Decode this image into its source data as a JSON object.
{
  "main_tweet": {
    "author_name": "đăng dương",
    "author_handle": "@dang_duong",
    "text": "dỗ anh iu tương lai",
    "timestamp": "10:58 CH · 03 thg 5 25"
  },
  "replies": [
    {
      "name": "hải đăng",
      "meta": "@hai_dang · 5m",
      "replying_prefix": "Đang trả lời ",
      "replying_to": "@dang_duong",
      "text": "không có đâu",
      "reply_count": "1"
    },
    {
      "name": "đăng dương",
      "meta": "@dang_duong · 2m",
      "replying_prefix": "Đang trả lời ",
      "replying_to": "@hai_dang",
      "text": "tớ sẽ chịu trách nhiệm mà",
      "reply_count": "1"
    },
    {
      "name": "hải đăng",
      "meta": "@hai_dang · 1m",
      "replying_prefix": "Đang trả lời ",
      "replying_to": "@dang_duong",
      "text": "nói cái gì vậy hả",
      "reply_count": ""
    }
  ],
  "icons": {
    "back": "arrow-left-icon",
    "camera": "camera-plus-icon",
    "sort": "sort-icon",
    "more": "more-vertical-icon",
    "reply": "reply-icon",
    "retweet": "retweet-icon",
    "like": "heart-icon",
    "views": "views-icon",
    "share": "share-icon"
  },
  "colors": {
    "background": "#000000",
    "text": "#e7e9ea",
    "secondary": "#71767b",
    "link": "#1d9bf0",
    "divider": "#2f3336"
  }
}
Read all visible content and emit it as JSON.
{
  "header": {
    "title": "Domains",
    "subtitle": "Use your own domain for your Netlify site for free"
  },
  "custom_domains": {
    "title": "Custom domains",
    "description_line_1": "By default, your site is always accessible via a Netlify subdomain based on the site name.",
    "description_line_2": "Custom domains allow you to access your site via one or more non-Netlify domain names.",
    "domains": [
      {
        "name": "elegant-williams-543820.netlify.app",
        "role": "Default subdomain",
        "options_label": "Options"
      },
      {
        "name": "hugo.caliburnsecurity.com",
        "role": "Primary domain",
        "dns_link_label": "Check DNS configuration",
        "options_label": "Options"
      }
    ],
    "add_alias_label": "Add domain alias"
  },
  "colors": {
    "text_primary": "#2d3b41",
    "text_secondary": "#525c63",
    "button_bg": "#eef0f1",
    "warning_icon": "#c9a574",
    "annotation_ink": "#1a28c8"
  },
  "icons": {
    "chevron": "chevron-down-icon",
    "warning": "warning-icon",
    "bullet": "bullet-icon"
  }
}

════════════════════

Short exercise: Please give back all of the records exactly as written.

Completed task:
Decode this image into its source data as a JSON object.
{
  "main_tweet": {
    "author_name": "đăng dương",
    "author_handle": "@dang_duong",
    "text": "dỗ anh iu tương lai",
    "timestamp": "10:58 CH · 03 thg 5 25"
  },
  "replies": [
    {
      "name": "hải đăng",
      "meta": "@hai_dang · 5m",
      "replying_prefix": "Đang trả lời ",
      "replying_to": "@dang_duong",
      "text": "không có đâu",
      "reply_count": "1"
    },
    {
      "name": "đăng dương",
      "meta": "@dang_duong · 2m",
      "replying_prefix": "Đang trả lời ",
      "replying_to": "@hai_dang",
      "text": "tớ sẽ chịu trách nhiệm mà",
      "reply_count": "1"
    },
    {
      "name": "hải đăng",
      "meta": "@hai_dang · 1m",
      "replying_prefix": "Đang trả lời ",
      "replying_to": "@dang_duong",
      "text": "nói cái gì vậy hả",
      "reply_count": ""
    }
  ],
  "icons": {
    "back": "arrow-left-icon",
    "camera": "camera-plus-icon",
    "sort": "sort-icon",
    "more": "more-vertical-icon",
    "reply": "reply-icon",
    "retweet": "retweet-icon",
    "like": "heart-icon",
    "views": "views-icon",
    "share": "share-icon"
  },
  "colors": {
    "background": "#000000",
    "text": "#e7e9ea",
    "secondary": "#71767b",
    "link": "#1d9bf0",
    "divider": "#2f3336"
  }
}
Read all visible content and emit it as JSON.
{
  "header": {
    "title": "Domains",
    "subtitle": "Use your own domain for your Netlify site for free"
  },
  "custom_domains": {
    "title": "Custom domains",
    "description_line_1": "By default, your site is always accessible via a Netlify subdomain based on the site name.",
    "description_line_2": "Custom domains allow you to access your site via one or more non-Netlify domain names.",
    "domains": [
      {
        "name": "elegant-williams-543820.netlify.app",
        "role": "Default subdomain",
        "options_label": "Options"
      },
      {
        "name": "hugo.caliburnsecurity.com",
        "role": "Primary domain",
        "dns_link_label": "Check DNS configuration",
        "options_label": "Options"
      }
    ],
    "add_alias_label": "Add domain alias"
  },
  "colors": {
    "text_primary": "#2d3b41",
    "text_secondary": "#525c63",
    "button_bg": "#eef0f1",
    "warning_icon": "#c9a574",
    "annotation_ink": "#1a28c8"
  },
  "icons": {
    "chevron": "chevron-down-icon",
    "warning": "warning-icon",
    "bullet": "bullet-icon"
  }
}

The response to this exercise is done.